— DO THIS —
Locate the line containing "Give me a plain-text", then please write out that line and all the lines below it in the entries exactly.
::::::::::
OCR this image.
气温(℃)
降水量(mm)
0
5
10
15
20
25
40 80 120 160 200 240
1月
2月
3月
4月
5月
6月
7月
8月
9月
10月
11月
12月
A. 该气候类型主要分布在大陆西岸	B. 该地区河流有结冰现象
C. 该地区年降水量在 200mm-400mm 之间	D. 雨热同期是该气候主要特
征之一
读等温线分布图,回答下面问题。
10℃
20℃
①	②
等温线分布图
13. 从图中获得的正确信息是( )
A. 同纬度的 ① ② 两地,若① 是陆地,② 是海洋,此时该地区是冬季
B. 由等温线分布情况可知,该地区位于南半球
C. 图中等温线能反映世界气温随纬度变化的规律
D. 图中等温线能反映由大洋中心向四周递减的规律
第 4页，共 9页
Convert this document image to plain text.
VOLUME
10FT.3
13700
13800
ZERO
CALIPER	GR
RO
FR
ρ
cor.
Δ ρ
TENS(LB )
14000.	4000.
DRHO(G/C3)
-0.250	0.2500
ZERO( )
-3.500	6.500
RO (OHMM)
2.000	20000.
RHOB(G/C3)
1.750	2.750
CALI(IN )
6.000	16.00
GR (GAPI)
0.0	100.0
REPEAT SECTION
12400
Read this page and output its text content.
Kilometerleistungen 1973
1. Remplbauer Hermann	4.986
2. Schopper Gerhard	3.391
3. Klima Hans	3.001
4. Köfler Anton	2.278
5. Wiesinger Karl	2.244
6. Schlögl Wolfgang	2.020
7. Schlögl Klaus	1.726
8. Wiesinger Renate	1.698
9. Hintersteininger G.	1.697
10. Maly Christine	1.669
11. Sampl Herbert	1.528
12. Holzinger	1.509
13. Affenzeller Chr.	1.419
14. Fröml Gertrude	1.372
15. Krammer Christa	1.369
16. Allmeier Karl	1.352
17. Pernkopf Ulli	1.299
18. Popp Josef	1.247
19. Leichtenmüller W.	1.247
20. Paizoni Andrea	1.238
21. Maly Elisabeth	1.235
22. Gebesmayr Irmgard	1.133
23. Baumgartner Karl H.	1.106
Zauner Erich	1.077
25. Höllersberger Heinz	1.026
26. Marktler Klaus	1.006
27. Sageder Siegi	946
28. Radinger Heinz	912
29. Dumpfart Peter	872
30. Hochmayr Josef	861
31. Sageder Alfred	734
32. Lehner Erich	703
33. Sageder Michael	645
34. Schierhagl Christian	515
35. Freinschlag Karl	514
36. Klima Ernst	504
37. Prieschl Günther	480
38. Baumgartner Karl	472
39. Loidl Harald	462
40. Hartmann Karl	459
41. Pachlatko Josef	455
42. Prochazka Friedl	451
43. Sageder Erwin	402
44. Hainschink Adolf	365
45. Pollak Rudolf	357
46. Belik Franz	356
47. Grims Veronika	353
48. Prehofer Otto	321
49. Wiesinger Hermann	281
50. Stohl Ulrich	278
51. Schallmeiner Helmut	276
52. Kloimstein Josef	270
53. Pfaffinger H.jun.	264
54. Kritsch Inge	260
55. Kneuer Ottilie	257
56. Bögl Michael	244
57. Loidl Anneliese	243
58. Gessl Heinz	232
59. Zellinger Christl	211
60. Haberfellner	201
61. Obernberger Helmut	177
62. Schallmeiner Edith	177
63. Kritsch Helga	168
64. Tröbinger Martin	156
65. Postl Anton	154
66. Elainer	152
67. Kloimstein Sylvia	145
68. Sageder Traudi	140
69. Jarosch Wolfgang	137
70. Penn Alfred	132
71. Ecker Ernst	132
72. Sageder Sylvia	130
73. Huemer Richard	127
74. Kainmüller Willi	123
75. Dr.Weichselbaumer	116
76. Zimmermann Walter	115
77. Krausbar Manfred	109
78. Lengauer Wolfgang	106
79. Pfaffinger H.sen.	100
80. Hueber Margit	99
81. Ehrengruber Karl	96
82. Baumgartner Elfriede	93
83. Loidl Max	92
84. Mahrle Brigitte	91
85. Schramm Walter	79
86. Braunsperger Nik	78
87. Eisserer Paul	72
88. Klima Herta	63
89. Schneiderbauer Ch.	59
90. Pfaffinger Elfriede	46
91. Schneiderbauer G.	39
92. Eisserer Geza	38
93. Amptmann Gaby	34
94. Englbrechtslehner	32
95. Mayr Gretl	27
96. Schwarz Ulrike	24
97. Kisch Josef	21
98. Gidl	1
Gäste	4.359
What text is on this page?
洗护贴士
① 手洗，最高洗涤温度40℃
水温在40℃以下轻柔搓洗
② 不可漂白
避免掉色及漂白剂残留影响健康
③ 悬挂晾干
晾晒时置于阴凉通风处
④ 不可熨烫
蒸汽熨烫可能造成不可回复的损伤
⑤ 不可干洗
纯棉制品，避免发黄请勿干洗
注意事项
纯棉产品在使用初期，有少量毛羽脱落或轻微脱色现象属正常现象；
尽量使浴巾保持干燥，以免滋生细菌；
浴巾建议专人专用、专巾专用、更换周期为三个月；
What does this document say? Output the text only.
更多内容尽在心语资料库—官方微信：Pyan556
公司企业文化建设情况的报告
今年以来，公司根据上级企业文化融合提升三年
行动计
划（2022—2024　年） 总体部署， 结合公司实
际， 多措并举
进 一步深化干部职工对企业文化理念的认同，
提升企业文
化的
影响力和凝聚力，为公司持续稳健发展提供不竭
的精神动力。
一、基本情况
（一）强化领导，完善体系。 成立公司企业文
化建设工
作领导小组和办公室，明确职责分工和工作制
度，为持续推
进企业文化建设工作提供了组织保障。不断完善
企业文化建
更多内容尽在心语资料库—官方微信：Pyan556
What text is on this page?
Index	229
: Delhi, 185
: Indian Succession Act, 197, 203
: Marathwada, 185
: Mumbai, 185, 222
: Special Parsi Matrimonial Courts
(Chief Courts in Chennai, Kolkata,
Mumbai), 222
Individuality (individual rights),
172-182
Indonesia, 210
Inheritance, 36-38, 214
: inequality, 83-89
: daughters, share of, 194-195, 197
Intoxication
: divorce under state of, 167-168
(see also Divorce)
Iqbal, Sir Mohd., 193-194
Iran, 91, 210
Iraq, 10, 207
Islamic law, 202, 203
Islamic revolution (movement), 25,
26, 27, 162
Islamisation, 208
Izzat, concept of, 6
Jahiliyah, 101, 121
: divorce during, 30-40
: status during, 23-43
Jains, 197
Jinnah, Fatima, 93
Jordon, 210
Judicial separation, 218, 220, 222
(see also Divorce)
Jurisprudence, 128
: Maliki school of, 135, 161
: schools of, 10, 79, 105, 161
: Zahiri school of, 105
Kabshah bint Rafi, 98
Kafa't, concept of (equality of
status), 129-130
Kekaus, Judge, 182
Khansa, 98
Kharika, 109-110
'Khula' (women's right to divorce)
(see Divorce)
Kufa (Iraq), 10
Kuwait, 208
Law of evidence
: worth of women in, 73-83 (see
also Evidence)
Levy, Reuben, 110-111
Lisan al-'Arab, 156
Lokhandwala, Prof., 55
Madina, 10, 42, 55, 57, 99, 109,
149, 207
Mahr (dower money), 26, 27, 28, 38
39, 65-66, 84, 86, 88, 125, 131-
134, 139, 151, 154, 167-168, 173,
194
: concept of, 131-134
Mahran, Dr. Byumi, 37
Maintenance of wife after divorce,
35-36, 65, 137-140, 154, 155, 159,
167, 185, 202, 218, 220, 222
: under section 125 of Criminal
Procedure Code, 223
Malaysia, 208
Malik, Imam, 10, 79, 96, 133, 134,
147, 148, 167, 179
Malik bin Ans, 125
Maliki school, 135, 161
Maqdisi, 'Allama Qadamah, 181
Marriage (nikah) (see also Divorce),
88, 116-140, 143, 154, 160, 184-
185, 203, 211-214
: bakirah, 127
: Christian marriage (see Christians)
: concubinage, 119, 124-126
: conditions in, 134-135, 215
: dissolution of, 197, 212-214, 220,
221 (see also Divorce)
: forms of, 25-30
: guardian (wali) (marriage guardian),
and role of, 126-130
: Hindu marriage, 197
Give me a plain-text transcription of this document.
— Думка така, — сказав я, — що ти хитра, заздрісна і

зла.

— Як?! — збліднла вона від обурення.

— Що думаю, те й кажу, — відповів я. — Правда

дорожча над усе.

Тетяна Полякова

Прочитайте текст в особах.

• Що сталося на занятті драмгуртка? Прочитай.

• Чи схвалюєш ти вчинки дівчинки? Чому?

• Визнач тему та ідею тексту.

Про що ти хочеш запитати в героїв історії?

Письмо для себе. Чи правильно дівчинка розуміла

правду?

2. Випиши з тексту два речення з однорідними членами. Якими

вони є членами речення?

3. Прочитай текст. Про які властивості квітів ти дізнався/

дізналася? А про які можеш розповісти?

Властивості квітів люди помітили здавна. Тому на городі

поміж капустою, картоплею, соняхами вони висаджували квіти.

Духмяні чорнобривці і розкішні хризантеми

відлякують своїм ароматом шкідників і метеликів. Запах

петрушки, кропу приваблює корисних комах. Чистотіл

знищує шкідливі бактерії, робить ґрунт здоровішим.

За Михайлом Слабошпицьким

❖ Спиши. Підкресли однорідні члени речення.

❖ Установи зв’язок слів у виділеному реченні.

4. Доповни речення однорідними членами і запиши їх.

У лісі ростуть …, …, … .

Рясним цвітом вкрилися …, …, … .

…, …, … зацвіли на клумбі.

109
::::::::::
— EXERCISE RESPONSE —
Give me a plain-text transcription of this document.
— Думка така, — сказав я, — що ти хитра, заздрісна і

зла.

— Як?! — збліднла вона від обурення.

— Що думаю, те й кажу, — відповів я. — Правда

дорожча над усе.

Тетяна Полякова

Прочитайте текст в особах.

• Що сталося на занятті драмгуртка? Прочитай.

• Чи схвалюєш ти вчинки дівчинки? Чому?

• Визнач тему та ідею тексту.

Про що ти хочеш запитати в героїв історії?

Письмо для себе. Чи правильно дівчинка розуміла

правду?

2. Випиши з тексту два речення з однорідними членами. Якими

вони є членами речення?

3. Прочитай текст. Про які властивості квітів ти дізнався/

дізналася? А про які можеш розповісти?

Властивості квітів люди помітили здавна. Тому на городі

поміж капустою, картоплею, соняхами вони висаджували квіти.

Духмяні чорнобривці і розкішні хризантеми

відлякують своїм ароматом шкідників і метеликів. Запах

петрушки, кропу приваблює корисних комах. Чистотіл

знищує шкідливі бактерії, робить ґрунт здоровішим.

За Михайлом Слабошпицьким

❖ Спиши. Підкресли однорідні члени речення.

❖ Установи зв’язок слів у виділеному реченні.

4. Доповни речення однорідними членами і запиши їх.

У лісі ростуть …, …, … .

Рясним цвітом вкрилися …, …, … .

…, …, … зацвіли на клумбі.

109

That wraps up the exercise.